**Data for processing**
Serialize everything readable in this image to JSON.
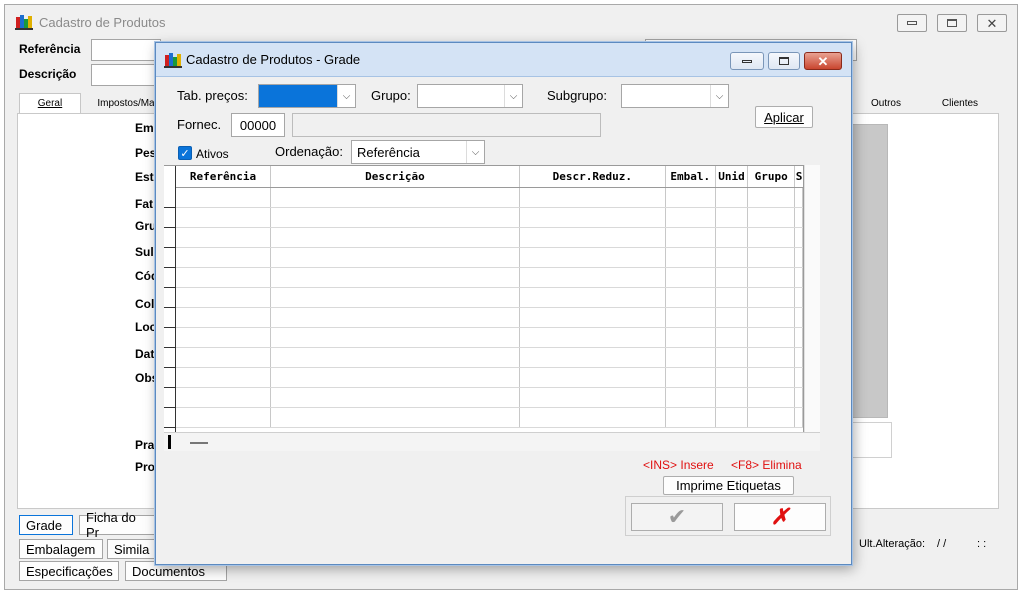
{
  "background": {
    "title": "Cadastro de Produtos",
    "labels": {
      "referencia": "Referência",
      "descricao": "Descrição"
    },
    "tabs": [
      "Geral",
      "Impostos/Ma",
      "Outros",
      "Clientes"
    ],
    "fields": [
      "Em",
      "Pes",
      "Est",
      "Fat",
      "Gru",
      "Sul",
      "Cód",
      "Col",
      "Loc",
      "Dat",
      "Obs",
      "Pra",
      "Pro"
    ],
    "buttons": [
      "Grade",
      "Ficha do Pr",
      "Embalagem",
      "Simila",
      "Especificações",
      "Documentos"
    ],
    "ult_alteracao_label": "Ult.Alteração:",
    "ult_alteracao_value": "/ /",
    "ult_alteracao_time": ": :"
  },
  "dialog": {
    "title": "Cadastro de Produtos - Grade",
    "tab_precos_label": "Tab. preços:",
    "grupo_label": "Grupo:",
    "subgrupo_label": "Subgrupo:",
    "fornec_label": "Fornec.",
    "fornec_value": "00000",
    "aplicar_label": "Aplicar",
    "ativos_label": "Ativos",
    "ativos_checked": true,
    "ordenacao_label": "Ordenação:",
    "ordenacao_value": "Referência",
    "columns": [
      "Referência",
      "Descrição",
      "Descr.Reduz.",
      "Embal.",
      "Unid",
      "Grupo",
      "S"
    ],
    "hint_ins": "<INS> Insere",
    "hint_f8": "<F8> Elimina",
    "imprime_label": "Imprime Etiquetas",
    "icons": {
      "confirm": "check-icon",
      "cancel": "x-icon"
    },
    "colors": {
      "accent": "#0a74da",
      "hint": "#e01010",
      "cancel": "#e01010"
    }
  }
}
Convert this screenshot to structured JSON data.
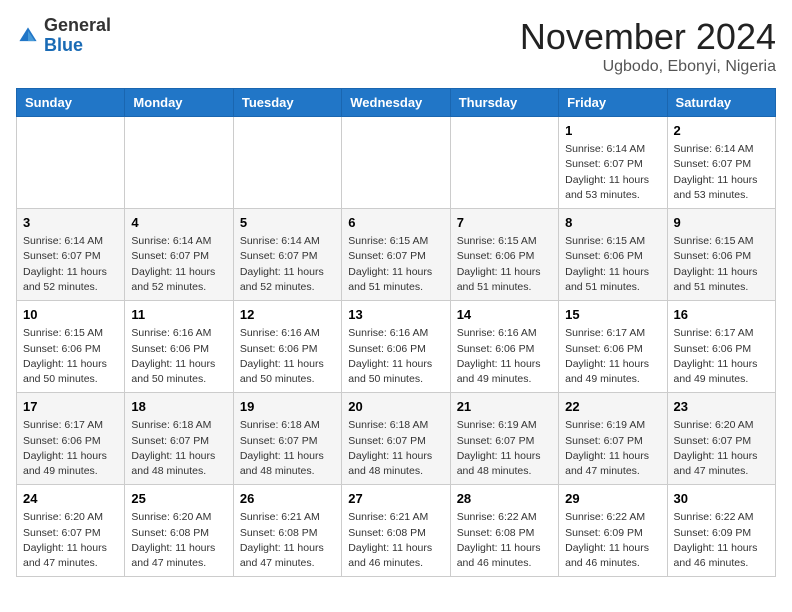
{
  "header": {
    "logo_general": "General",
    "logo_blue": "Blue",
    "month_title": "November 2024",
    "location": "Ugbodo, Ebonyi, Nigeria"
  },
  "days_of_week": [
    "Sunday",
    "Monday",
    "Tuesday",
    "Wednesday",
    "Thursday",
    "Friday",
    "Saturday"
  ],
  "weeks": [
    [
      {
        "day": "",
        "info": ""
      },
      {
        "day": "",
        "info": ""
      },
      {
        "day": "",
        "info": ""
      },
      {
        "day": "",
        "info": ""
      },
      {
        "day": "",
        "info": ""
      },
      {
        "day": "1",
        "info": "Sunrise: 6:14 AM\nSunset: 6:07 PM\nDaylight: 11 hours\nand 53 minutes."
      },
      {
        "day": "2",
        "info": "Sunrise: 6:14 AM\nSunset: 6:07 PM\nDaylight: 11 hours\nand 53 minutes."
      }
    ],
    [
      {
        "day": "3",
        "info": "Sunrise: 6:14 AM\nSunset: 6:07 PM\nDaylight: 11 hours\nand 52 minutes."
      },
      {
        "day": "4",
        "info": "Sunrise: 6:14 AM\nSunset: 6:07 PM\nDaylight: 11 hours\nand 52 minutes."
      },
      {
        "day": "5",
        "info": "Sunrise: 6:14 AM\nSunset: 6:07 PM\nDaylight: 11 hours\nand 52 minutes."
      },
      {
        "day": "6",
        "info": "Sunrise: 6:15 AM\nSunset: 6:07 PM\nDaylight: 11 hours\nand 51 minutes."
      },
      {
        "day": "7",
        "info": "Sunrise: 6:15 AM\nSunset: 6:06 PM\nDaylight: 11 hours\nand 51 minutes."
      },
      {
        "day": "8",
        "info": "Sunrise: 6:15 AM\nSunset: 6:06 PM\nDaylight: 11 hours\nand 51 minutes."
      },
      {
        "day": "9",
        "info": "Sunrise: 6:15 AM\nSunset: 6:06 PM\nDaylight: 11 hours\nand 51 minutes."
      }
    ],
    [
      {
        "day": "10",
        "info": "Sunrise: 6:15 AM\nSunset: 6:06 PM\nDaylight: 11 hours\nand 50 minutes."
      },
      {
        "day": "11",
        "info": "Sunrise: 6:16 AM\nSunset: 6:06 PM\nDaylight: 11 hours\nand 50 minutes."
      },
      {
        "day": "12",
        "info": "Sunrise: 6:16 AM\nSunset: 6:06 PM\nDaylight: 11 hours\nand 50 minutes."
      },
      {
        "day": "13",
        "info": "Sunrise: 6:16 AM\nSunset: 6:06 PM\nDaylight: 11 hours\nand 50 minutes."
      },
      {
        "day": "14",
        "info": "Sunrise: 6:16 AM\nSunset: 6:06 PM\nDaylight: 11 hours\nand 49 minutes."
      },
      {
        "day": "15",
        "info": "Sunrise: 6:17 AM\nSunset: 6:06 PM\nDaylight: 11 hours\nand 49 minutes."
      },
      {
        "day": "16",
        "info": "Sunrise: 6:17 AM\nSunset: 6:06 PM\nDaylight: 11 hours\nand 49 minutes."
      }
    ],
    [
      {
        "day": "17",
        "info": "Sunrise: 6:17 AM\nSunset: 6:06 PM\nDaylight: 11 hours\nand 49 minutes."
      },
      {
        "day": "18",
        "info": "Sunrise: 6:18 AM\nSunset: 6:07 PM\nDaylight: 11 hours\nand 48 minutes."
      },
      {
        "day": "19",
        "info": "Sunrise: 6:18 AM\nSunset: 6:07 PM\nDaylight: 11 hours\nand 48 minutes."
      },
      {
        "day": "20",
        "info": "Sunrise: 6:18 AM\nSunset: 6:07 PM\nDaylight: 11 hours\nand 48 minutes."
      },
      {
        "day": "21",
        "info": "Sunrise: 6:19 AM\nSunset: 6:07 PM\nDaylight: 11 hours\nand 48 minutes."
      },
      {
        "day": "22",
        "info": "Sunrise: 6:19 AM\nSunset: 6:07 PM\nDaylight: 11 hours\nand 47 minutes."
      },
      {
        "day": "23",
        "info": "Sunrise: 6:20 AM\nSunset: 6:07 PM\nDaylight: 11 hours\nand 47 minutes."
      }
    ],
    [
      {
        "day": "24",
        "info": "Sunrise: 6:20 AM\nSunset: 6:07 PM\nDaylight: 11 hours\nand 47 minutes."
      },
      {
        "day": "25",
        "info": "Sunrise: 6:20 AM\nSunset: 6:08 PM\nDaylight: 11 hours\nand 47 minutes."
      },
      {
        "day": "26",
        "info": "Sunrise: 6:21 AM\nSunset: 6:08 PM\nDaylight: 11 hours\nand 47 minutes."
      },
      {
        "day": "27",
        "info": "Sunrise: 6:21 AM\nSunset: 6:08 PM\nDaylight: 11 hours\nand 46 minutes."
      },
      {
        "day": "28",
        "info": "Sunrise: 6:22 AM\nSunset: 6:08 PM\nDaylight: 11 hours\nand 46 minutes."
      },
      {
        "day": "29",
        "info": "Sunrise: 6:22 AM\nSunset: 6:09 PM\nDaylight: 11 hours\nand 46 minutes."
      },
      {
        "day": "30",
        "info": "Sunrise: 6:22 AM\nSunset: 6:09 PM\nDaylight: 11 hours\nand 46 minutes."
      }
    ]
  ]
}
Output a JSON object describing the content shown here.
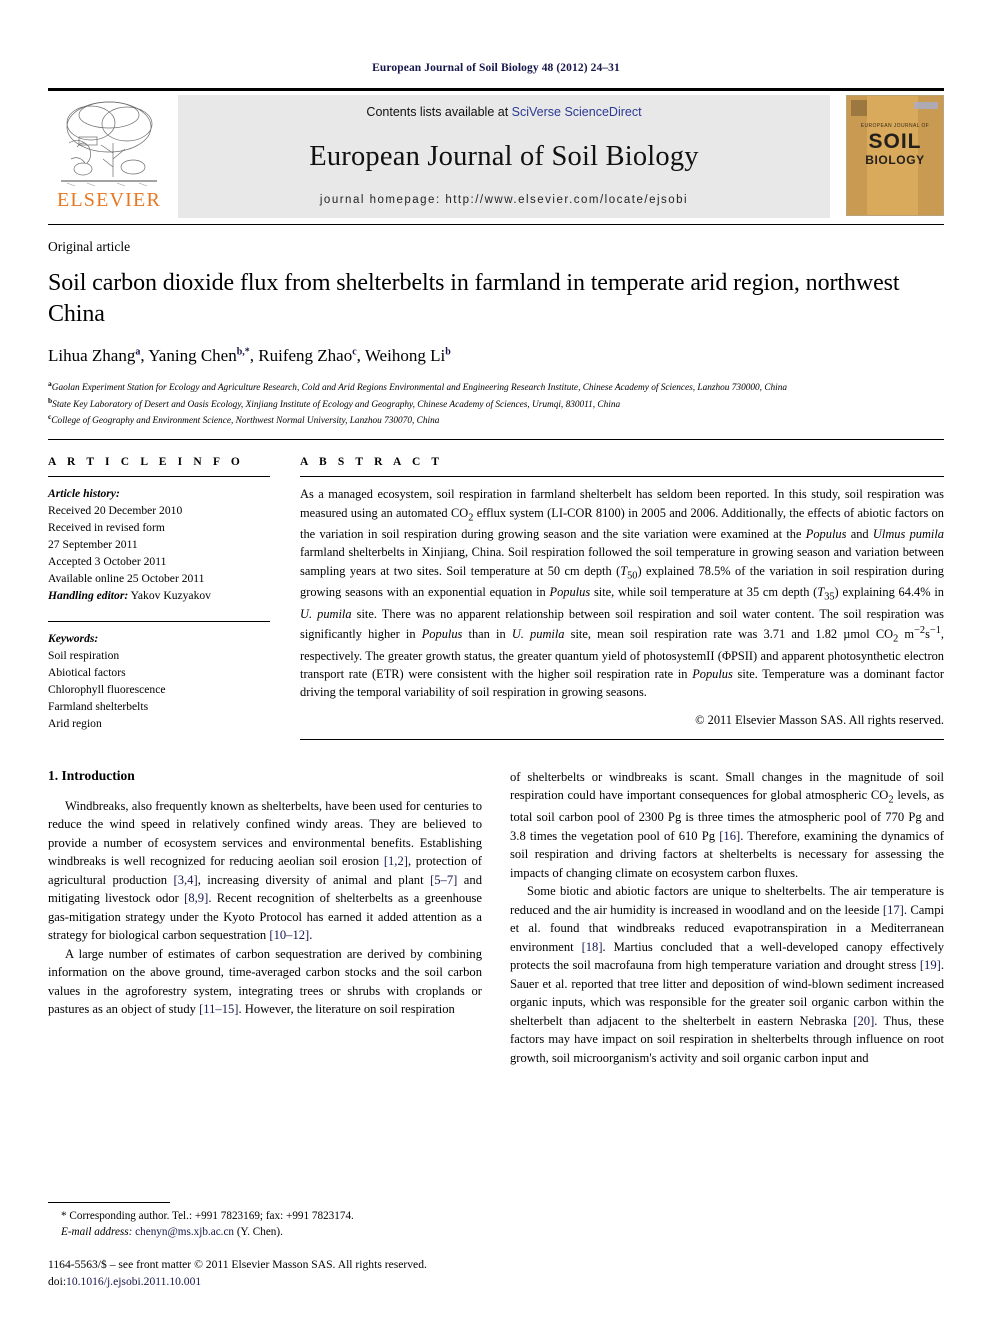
{
  "running_head": "European Journal of Soil Biology 48 (2012) 24–31",
  "masthead": {
    "publisher_name": "ELSEVIER",
    "contents_prefix": "Contents lists available at ",
    "sciencedirect_link": "SciVerse ScienceDirect",
    "journal_name": "European Journal of Soil Biology",
    "homepage_line": "journal homepage: http://www.elsevier.com/locate/ejsobi",
    "cover": {
      "eyebrow": "EUROPEAN JOURNAL OF",
      "title_line1": "SOIL",
      "title_line2": "BIOLOGY"
    }
  },
  "article": {
    "type": "Original article",
    "title": "Soil carbon dioxide flux from shelterbelts in farmland in temperate arid region, northwest China",
    "authors": [
      {
        "name": "Lihua Zhang",
        "marks": "a"
      },
      {
        "name": "Yaning Chen",
        "marks": "b,*"
      },
      {
        "name": "Ruifeng Zhao",
        "marks": "c"
      },
      {
        "name": "Weihong Li",
        "marks": "b"
      }
    ],
    "affiliations": [
      {
        "mark": "a",
        "text": "Gaolan Experiment Station for Ecology and Agriculture Research, Cold and Arid Regions Environmental and Engineering Research Institute, Chinese Academy of Sciences, Lanzhou 730000, China"
      },
      {
        "mark": "b",
        "text": "State Key Laboratory of Desert and Oasis Ecology, Xinjiang Institute of Ecology and Geography, Chinese Academy of Sciences, Urumqi, 830011, China"
      },
      {
        "mark": "c",
        "text": "College of Geography and Environment Science, Northwest Normal University, Lanzhou 730070, China"
      }
    ]
  },
  "article_info": {
    "heading": "A R T I C L E   I N F O",
    "history_label": "Article history:",
    "history": [
      "Received 20 December 2010",
      "Received in revised form",
      "27 September 2011",
      "Accepted 3 October 2011",
      "Available online 25 October 2011"
    ],
    "handling_editor_label": "Handling editor:",
    "handling_editor": " Yakov Kuzyakov",
    "keywords_label": "Keywords:",
    "keywords": [
      "Soil respiration",
      "Abiotical factors",
      "Chlorophyll fluorescence",
      "Farmland shelterbelts",
      "Arid region"
    ]
  },
  "abstract": {
    "heading": "A B S T R A C T",
    "copyright": "© 2011 Elsevier Masson SAS. All rights reserved."
  },
  "sections": {
    "intro_heading": "1. Introduction"
  },
  "footnotes": {
    "corresponding": "* Corresponding author. Tel.: +991 7823169; fax: +991 7823174.",
    "email_label": "E-mail address:",
    "email": "chenyn@ms.xjb.ac.cn",
    "email_suffix": " (Y. Chen).",
    "issn_line": "1164-5563/$ – see front matter © 2011 Elsevier Masson SAS. All rights reserved.",
    "doi_label": "doi:",
    "doi": "10.1016/j.ejsobi.2011.10.001"
  },
  "colors": {
    "elsevier_orange": "#E87722",
    "link_blue": "#2b3a94",
    "reference_navy": "#16174a"
  }
}
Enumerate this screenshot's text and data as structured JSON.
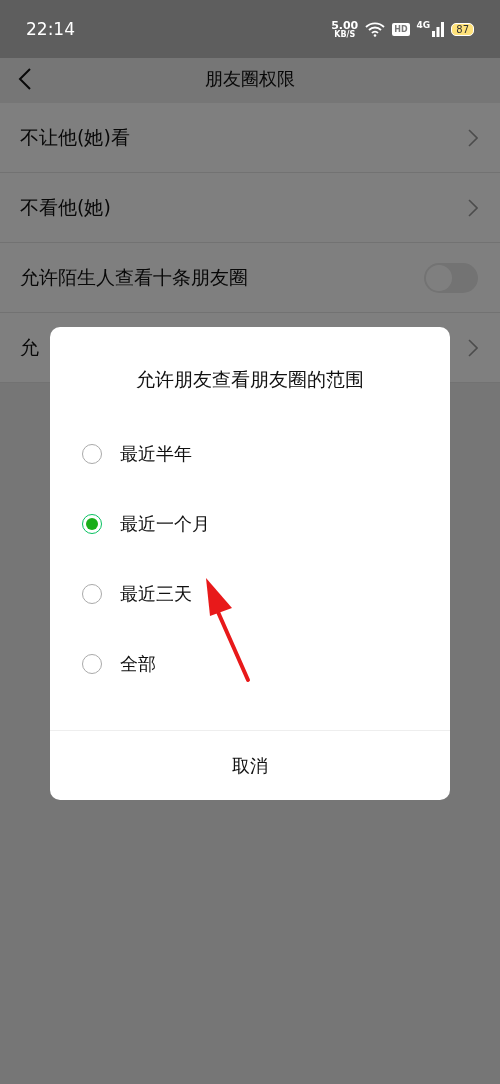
{
  "status_bar": {
    "time": "22:14",
    "net_speed": "5.00",
    "net_speed_unit": "KB/S",
    "hd": "HD",
    "network": "4G",
    "battery": "87"
  },
  "nav": {
    "title": "朋友圈权限"
  },
  "rows": [
    {
      "kind": "link",
      "label": "不让他(她)看"
    },
    {
      "kind": "link",
      "label": "不看他(她)"
    },
    {
      "kind": "toggle",
      "label": "允许陌生人查看十条朋友圈",
      "on": false
    },
    {
      "kind": "link",
      "label": "允"
    }
  ],
  "dialog": {
    "title": "允许朋友查看朋友圈的范围",
    "options": [
      {
        "label": "最近半年",
        "selected": false
      },
      {
        "label": "最近一个月",
        "selected": true
      },
      {
        "label": "最近三天",
        "selected": false
      },
      {
        "label": "全部",
        "selected": false
      }
    ],
    "cancel": "取消"
  }
}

**Task to carry out**
All lines that include "Produtos" are to be gathered and copied.

**The solution**
    "title": "Cadastro de Produtos",
    "title": "Cadastro de Produtos - Grade",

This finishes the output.